= Aim of the exercise =
Find the word "name" in the data. Return every line where it appears.

┄┄┄┄┄┄

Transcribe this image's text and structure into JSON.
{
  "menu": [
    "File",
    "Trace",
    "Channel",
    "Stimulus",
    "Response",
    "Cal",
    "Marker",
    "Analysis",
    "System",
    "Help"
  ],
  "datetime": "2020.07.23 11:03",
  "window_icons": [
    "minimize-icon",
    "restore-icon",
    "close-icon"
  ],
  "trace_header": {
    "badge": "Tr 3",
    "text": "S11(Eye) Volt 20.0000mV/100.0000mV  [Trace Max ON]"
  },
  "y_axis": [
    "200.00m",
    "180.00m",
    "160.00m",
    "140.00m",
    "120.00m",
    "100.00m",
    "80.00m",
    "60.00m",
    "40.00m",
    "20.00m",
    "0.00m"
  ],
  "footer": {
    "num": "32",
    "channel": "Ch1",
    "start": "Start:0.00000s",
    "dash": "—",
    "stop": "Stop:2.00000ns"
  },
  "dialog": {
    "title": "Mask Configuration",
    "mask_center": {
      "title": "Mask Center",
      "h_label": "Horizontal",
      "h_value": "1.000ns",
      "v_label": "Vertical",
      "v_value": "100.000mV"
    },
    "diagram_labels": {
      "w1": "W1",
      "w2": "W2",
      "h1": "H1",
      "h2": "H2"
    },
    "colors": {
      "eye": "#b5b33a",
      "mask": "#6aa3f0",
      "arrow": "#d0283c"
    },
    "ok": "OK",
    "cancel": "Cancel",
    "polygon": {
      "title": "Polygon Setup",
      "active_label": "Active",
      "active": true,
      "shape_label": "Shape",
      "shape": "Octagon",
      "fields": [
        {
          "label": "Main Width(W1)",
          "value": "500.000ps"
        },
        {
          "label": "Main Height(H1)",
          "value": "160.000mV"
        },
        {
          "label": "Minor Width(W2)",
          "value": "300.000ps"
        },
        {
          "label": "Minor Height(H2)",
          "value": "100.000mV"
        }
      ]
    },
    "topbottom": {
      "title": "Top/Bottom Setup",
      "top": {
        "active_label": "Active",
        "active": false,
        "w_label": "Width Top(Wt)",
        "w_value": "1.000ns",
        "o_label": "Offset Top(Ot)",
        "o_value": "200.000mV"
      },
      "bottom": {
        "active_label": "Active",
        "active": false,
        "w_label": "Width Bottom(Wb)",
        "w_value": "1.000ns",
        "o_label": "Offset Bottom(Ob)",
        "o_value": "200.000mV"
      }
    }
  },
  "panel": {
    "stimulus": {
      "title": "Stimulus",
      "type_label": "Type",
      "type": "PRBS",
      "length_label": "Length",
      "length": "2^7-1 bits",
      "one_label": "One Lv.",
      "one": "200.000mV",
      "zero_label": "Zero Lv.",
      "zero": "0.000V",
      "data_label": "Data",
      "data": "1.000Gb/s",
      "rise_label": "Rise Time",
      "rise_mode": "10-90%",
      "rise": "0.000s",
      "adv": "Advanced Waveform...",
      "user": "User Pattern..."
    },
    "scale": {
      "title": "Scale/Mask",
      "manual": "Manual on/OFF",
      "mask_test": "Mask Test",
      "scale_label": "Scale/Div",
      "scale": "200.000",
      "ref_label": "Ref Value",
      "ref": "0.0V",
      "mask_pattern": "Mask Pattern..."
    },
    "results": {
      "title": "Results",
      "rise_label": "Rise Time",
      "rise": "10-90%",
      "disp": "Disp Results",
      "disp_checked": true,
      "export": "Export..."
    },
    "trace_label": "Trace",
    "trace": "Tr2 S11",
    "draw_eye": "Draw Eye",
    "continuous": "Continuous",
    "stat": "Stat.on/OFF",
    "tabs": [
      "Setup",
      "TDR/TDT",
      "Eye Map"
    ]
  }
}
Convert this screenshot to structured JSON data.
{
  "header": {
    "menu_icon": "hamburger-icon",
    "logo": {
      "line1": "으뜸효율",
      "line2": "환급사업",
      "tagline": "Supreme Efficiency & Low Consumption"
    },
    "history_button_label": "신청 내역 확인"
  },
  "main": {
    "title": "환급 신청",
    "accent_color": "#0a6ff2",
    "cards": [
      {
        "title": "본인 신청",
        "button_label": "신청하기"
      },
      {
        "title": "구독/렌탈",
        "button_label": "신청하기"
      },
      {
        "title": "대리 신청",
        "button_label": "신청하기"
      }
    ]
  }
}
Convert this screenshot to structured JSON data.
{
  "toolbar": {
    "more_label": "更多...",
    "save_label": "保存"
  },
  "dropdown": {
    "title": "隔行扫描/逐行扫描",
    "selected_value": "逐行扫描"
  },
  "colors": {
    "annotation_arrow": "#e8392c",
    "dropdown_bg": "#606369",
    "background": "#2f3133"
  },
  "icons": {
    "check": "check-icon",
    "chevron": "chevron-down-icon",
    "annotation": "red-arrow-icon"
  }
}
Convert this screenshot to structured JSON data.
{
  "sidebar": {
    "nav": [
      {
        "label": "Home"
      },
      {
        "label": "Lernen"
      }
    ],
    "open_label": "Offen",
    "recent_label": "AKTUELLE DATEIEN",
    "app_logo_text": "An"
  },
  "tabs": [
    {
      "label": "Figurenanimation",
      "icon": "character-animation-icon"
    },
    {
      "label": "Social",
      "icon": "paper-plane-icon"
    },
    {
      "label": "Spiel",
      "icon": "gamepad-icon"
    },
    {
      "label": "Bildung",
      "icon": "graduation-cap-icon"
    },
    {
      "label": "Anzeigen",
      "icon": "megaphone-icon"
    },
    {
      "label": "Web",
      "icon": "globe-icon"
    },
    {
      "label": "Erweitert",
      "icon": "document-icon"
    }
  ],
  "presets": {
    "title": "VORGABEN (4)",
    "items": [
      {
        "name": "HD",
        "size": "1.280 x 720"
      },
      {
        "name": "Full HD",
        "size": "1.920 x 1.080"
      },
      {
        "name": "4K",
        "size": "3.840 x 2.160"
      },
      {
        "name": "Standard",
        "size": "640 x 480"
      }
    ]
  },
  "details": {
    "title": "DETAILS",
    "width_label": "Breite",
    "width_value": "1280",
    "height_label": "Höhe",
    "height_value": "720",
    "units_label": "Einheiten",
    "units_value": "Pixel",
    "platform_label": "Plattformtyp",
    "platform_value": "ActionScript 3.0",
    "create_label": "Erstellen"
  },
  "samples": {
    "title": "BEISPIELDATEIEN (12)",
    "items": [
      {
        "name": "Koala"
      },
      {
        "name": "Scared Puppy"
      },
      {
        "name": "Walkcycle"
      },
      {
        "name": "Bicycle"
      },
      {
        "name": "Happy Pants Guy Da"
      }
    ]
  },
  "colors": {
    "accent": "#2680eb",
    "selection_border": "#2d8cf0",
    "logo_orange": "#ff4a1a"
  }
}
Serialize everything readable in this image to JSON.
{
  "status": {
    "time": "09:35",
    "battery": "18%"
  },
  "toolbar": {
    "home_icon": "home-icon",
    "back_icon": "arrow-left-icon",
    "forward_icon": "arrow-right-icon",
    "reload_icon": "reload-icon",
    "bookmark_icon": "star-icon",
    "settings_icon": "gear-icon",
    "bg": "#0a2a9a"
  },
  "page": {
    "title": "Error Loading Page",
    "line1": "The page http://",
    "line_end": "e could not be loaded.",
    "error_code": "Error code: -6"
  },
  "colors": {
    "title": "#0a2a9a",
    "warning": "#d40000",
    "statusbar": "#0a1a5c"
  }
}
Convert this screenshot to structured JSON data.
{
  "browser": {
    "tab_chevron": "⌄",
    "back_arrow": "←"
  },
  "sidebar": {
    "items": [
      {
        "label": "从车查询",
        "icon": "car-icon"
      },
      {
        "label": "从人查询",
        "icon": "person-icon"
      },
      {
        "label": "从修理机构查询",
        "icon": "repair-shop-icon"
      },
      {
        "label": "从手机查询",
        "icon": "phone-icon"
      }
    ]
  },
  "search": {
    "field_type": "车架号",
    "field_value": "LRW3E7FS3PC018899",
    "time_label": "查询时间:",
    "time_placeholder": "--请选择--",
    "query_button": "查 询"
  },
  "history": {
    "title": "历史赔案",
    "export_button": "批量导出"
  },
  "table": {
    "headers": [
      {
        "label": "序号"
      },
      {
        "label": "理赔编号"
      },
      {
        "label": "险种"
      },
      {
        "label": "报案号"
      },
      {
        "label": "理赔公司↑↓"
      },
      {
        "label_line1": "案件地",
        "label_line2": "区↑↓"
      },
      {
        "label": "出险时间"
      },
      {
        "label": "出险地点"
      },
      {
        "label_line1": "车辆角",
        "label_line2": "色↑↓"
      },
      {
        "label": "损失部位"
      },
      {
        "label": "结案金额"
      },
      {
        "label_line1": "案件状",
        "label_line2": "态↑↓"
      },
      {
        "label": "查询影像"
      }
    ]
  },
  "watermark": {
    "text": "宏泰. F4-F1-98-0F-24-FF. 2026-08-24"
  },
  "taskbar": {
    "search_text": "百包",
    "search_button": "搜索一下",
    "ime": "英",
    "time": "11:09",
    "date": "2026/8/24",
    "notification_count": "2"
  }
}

┄┄┄┄┄┄

= Task answer =
        "name": "HD",
        "name": "Full HD",
        "name": "4K",
        "name": "Standard",
        "name": "Koala"
        "name": "Scared Puppy"
        "name": "Walkcycle"
        "name": "Bicycle"
        "name": "Happy Pants Guy Da"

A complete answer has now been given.